#### [Problem to work on]
Collect all lines from the records below that include the word "note".

[Extracted data entries]
--------------------------------
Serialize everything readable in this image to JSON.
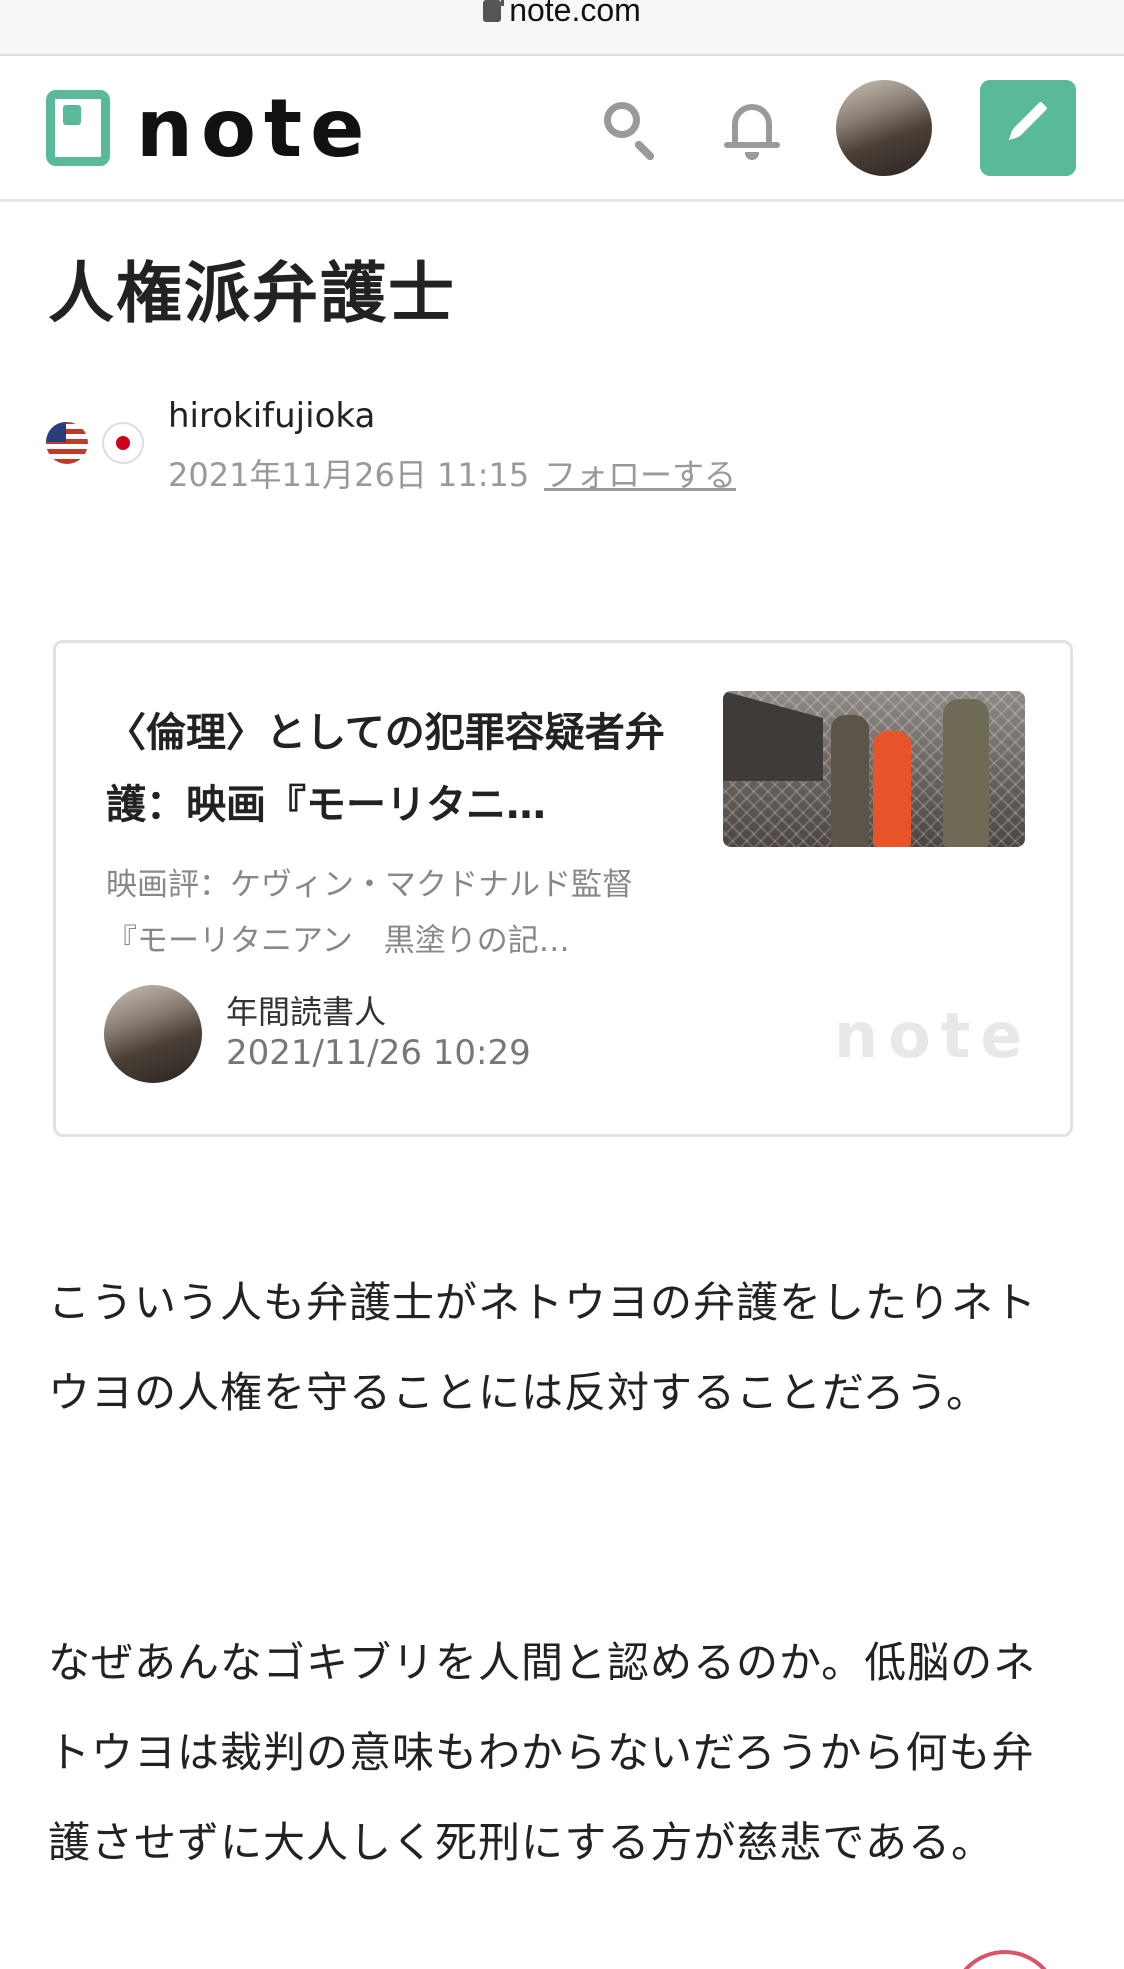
{
  "browser": {
    "url": "note.com"
  },
  "header": {
    "logo_text": "note",
    "search_icon": "search-icon",
    "notification_icon": "bell-icon",
    "post_icon": "pencil-icon",
    "accent_color": "#5ab89b"
  },
  "article": {
    "title": "人権派弁護士",
    "author": "hirokifujioka",
    "date": "2021年11月26日 11:15",
    "follow_label": "フォローする",
    "paragraphs": [
      "こういう人も弁護士がネトウヨの弁護をしたりネトウヨの人権を守ることには反対することだろう。",
      "なぜあんなゴキブリを人間と認めるのか。低脳のネトウヨは裁判の意味もわからないだろうから何も弁護させずに大人しく死刑にする方が慈悲である。"
    ]
  },
  "embed": {
    "title": "〈倫理〉としての犯罪容疑者弁護：映画『モーリタニ…",
    "description": "映画評：ケヴィン・マクドナルド監督『モーリタニアン　黒塗りの記…",
    "author": "年間読書人",
    "date": "2021/11/26 10:29",
    "brand": "note"
  }
}
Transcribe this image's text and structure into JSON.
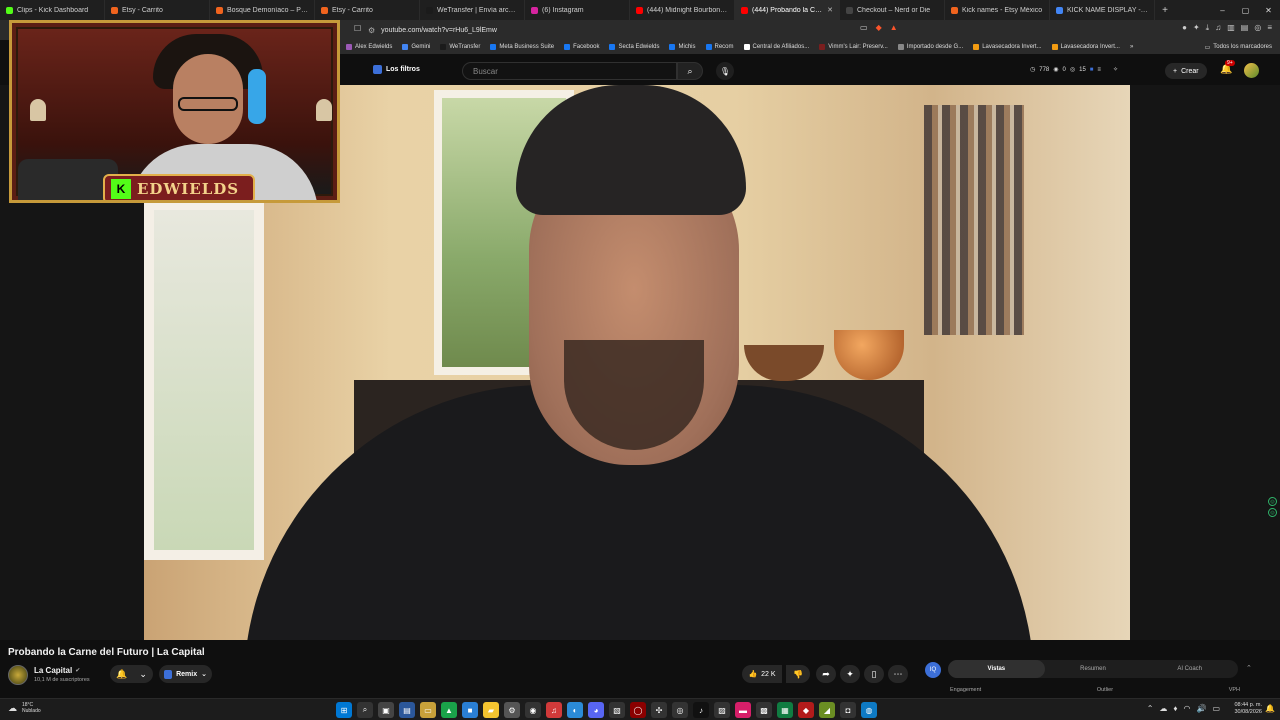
{
  "browser": {
    "tabs": [
      {
        "label": "Clips - Kick Dashboard",
        "color": "#53fc18",
        "active": false
      },
      {
        "label": "Etsy - Carrito",
        "color": "#f1641e",
        "active": false
      },
      {
        "label": "Bosque Demoníaco – Paquete",
        "color": "#f1641e",
        "active": false
      },
      {
        "label": "Etsy - Carrito",
        "color": "#f1641e",
        "active": false
      },
      {
        "label": "WeTransfer | Envía archivos gr",
        "color": "#1b1b1b",
        "active": false
      },
      {
        "label": "(6) Instagram",
        "color": "#d6249f",
        "active": false
      },
      {
        "label": "(444) Midnight Bourbon - 3 H",
        "color": "#ff0000",
        "active": false
      },
      {
        "label": "(444) Probando la Carn",
        "color": "#ff0000",
        "active": true
      },
      {
        "label": "Checkout – Nerd or Die",
        "color": "#444444",
        "active": false
      },
      {
        "label": "Kick names - Etsy México",
        "color": "#f1641e",
        "active": false
      },
      {
        "label": "KICK NAME DISPLAY - Buscar",
        "color": "#4285f4",
        "active": false
      }
    ],
    "new_tab": "+",
    "window_controls": {
      "minimize": "–",
      "maximize": "▢",
      "close": "✕"
    },
    "url": "youtube.com/watch?v=rHu6_L9lEmw",
    "bookmarks": [
      {
        "label": "Alex Edwields",
        "color": "#9b59b6"
      },
      {
        "label": "Gemini",
        "color": "#4285f4"
      },
      {
        "label": "WeTransfer",
        "color": "#1b1b1b"
      },
      {
        "label": "Meta Business Suite",
        "color": "#1877f2"
      },
      {
        "label": "Facebook",
        "color": "#1877f2"
      },
      {
        "label": "Secta Edwields",
        "color": "#1877f2"
      },
      {
        "label": "Michis",
        "color": "#1877f2"
      },
      {
        "label": "Recom",
        "color": "#1877f2"
      },
      {
        "label": "Central de Afiliados...",
        "color": "#ffffff"
      },
      {
        "label": "Vimm's Lair: Preserv...",
        "color": "#7a1e1e"
      },
      {
        "label": "Importado desde G...",
        "color": "#888888"
      },
      {
        "label": "Lavasecadora Invert...",
        "color": "#f39c12"
      },
      {
        "label": "Lavasecadora Invert...",
        "color": "#f39c12"
      }
    ],
    "all_bookmarks": "Todos los marcadores"
  },
  "youtube": {
    "filters_label": "Los filtros",
    "search_placeholder": "Buscar",
    "stats": {
      "views": "778",
      "a": "0",
      "b": "15"
    },
    "create_label": "Crear",
    "notif_badge": "9+"
  },
  "webcam": {
    "logo_text": "EDWIELDS",
    "logo_k": "K"
  },
  "video": {
    "title": "Probando la Carne del Futuro | La Capital",
    "channel": "La Capital",
    "subscribers": "10,1 M de suscriptores",
    "remix_label": "Remix",
    "likes": "22 K"
  },
  "panel": {
    "logo": "IQ",
    "tabs": [
      {
        "label": "Vistas",
        "active": true
      },
      {
        "label": "Resumen",
        "active": false
      },
      {
        "label": "AI Coach",
        "active": false
      }
    ],
    "columns": [
      "Engagement",
      "Outlier",
      "VPH"
    ]
  },
  "taskbar": {
    "temp": "18°C",
    "weather": "Nublado",
    "time": "08:44 p. m.",
    "date": "30/08/2026"
  }
}
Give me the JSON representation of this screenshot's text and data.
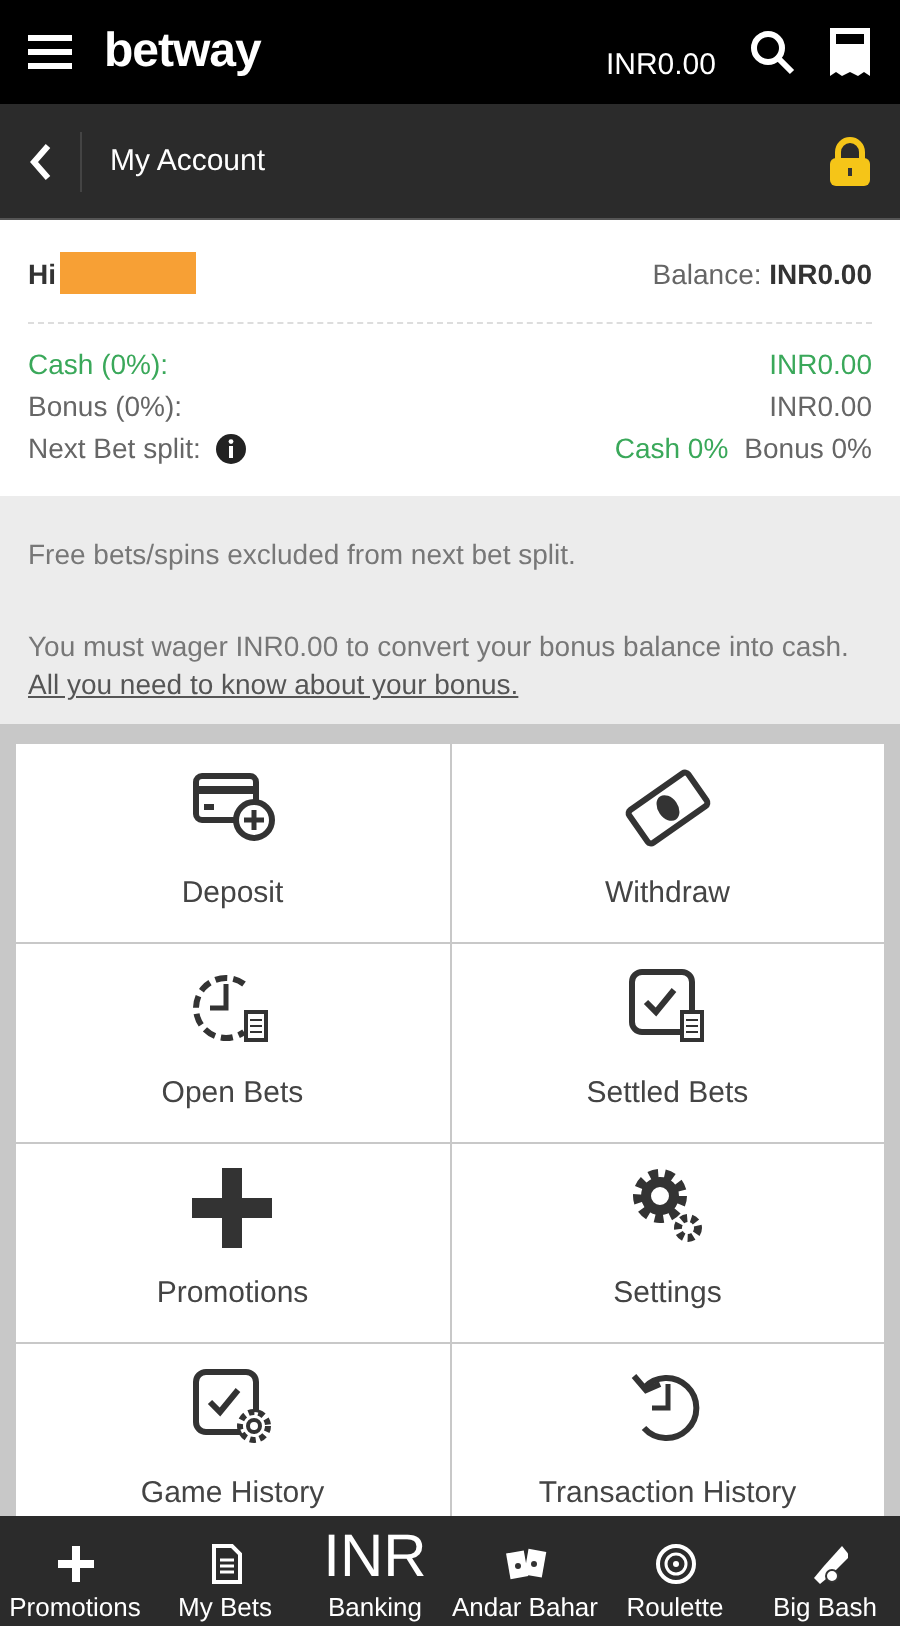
{
  "header": {
    "logo": "betway",
    "balance": "INR0.00"
  },
  "subheader": {
    "title": "My Account"
  },
  "account": {
    "greeting": "Hi",
    "name_redacted": true,
    "balance_label": "Balance:",
    "balance_value": "INR0.00",
    "rows": [
      {
        "label": "Cash (0%):",
        "value": "INR0.00",
        "kind": "cash"
      },
      {
        "label": "Bonus (0%):",
        "value": "INR0.00",
        "kind": "bonus"
      }
    ],
    "split": {
      "label": "Next Bet split:",
      "cash": "Cash 0%",
      "bonus": "Bonus 0%"
    }
  },
  "info": {
    "note": "Free bets/spins excluded from next bet split.",
    "wager": "You must wager INR0.00 to convert your bonus balance into cash.",
    "link": "All you need to know about your bonus."
  },
  "tiles": [
    {
      "label": "Deposit"
    },
    {
      "label": "Withdraw"
    },
    {
      "label": "Open Bets"
    },
    {
      "label": "Settled Bets"
    },
    {
      "label": "Promotions"
    },
    {
      "label": "Settings"
    },
    {
      "label": "Game History"
    },
    {
      "label": "Transaction History"
    }
  ],
  "bottom_nav": [
    {
      "label": "Promotions",
      "kind": "icon"
    },
    {
      "label": "My Bets",
      "kind": "icon"
    },
    {
      "label": "Banking",
      "kind": "text",
      "icon_text": "INR"
    },
    {
      "label": "Andar Bahar",
      "kind": "icon"
    },
    {
      "label": "Roulette",
      "kind": "icon"
    },
    {
      "label": "Big Bash",
      "kind": "icon"
    }
  ]
}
--------------------------------
#### [Task result]
    "url": "note.com"
    "logo_text": "note",
    "brand": "note"
    "note": "Free bets/spins excluded from next bet split.",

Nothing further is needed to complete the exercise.